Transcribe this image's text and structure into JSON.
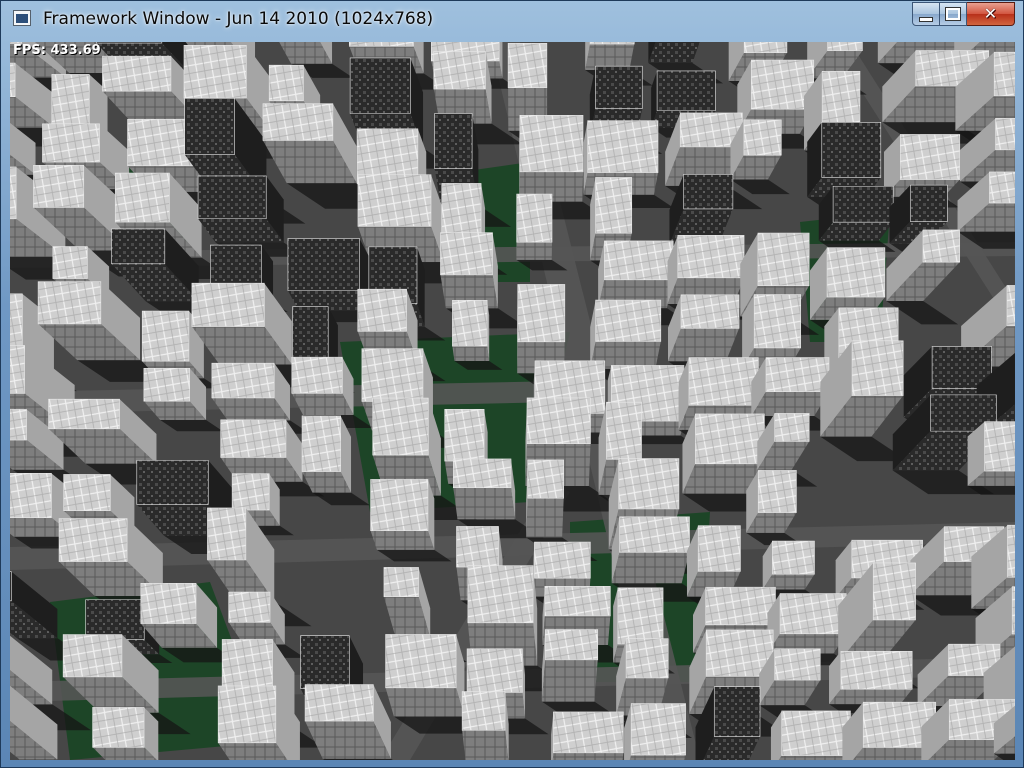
{
  "window": {
    "title": "Framework Window - Jun 14 2010 (1024x768)",
    "controls": {
      "minimize": "minimize",
      "maximize": "maximize",
      "close": "close"
    }
  },
  "scene": {
    "fps_text": "FPS: 433.69",
    "colors": {
      "road": "#4a4a4a",
      "grass": "#1f4a2a",
      "roof": "#d2d2d2",
      "wall": "#8c8c8c",
      "shadow": "#1a1a1a"
    }
  }
}
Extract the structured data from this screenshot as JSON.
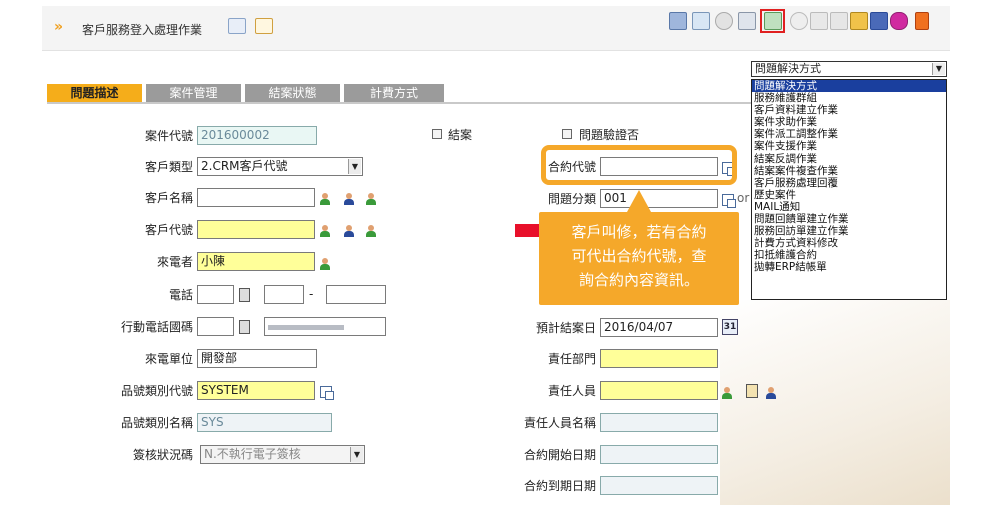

■ ■ ■ ■ ■

-- YOUR GOAL --
Keep every word of the data as it is when you write it out, but drop the pictures.

-- RESPONSE BELOW --
Transcribe this image's text and structure into JSON.
{
  "window": {
    "title": "Framework Window - Jun 14 2010 (1024x768)",
    "controls": {
      "minimize": "minimize",
      "maximize": "maximize",
      "close": "close"
    }
  },
  "scene": {
    "fps_text": "FPS: 433.69",
    "colors": {
      "road": "#4a4a4a",
      "grass": "#1f4a2a",
      "roof": "#d2d2d2",
      "wall": "#8c8c8c",
      "shadow": "#1a1a1a"
    }
  }
}
Extract the structured data from this screenshot as JSON.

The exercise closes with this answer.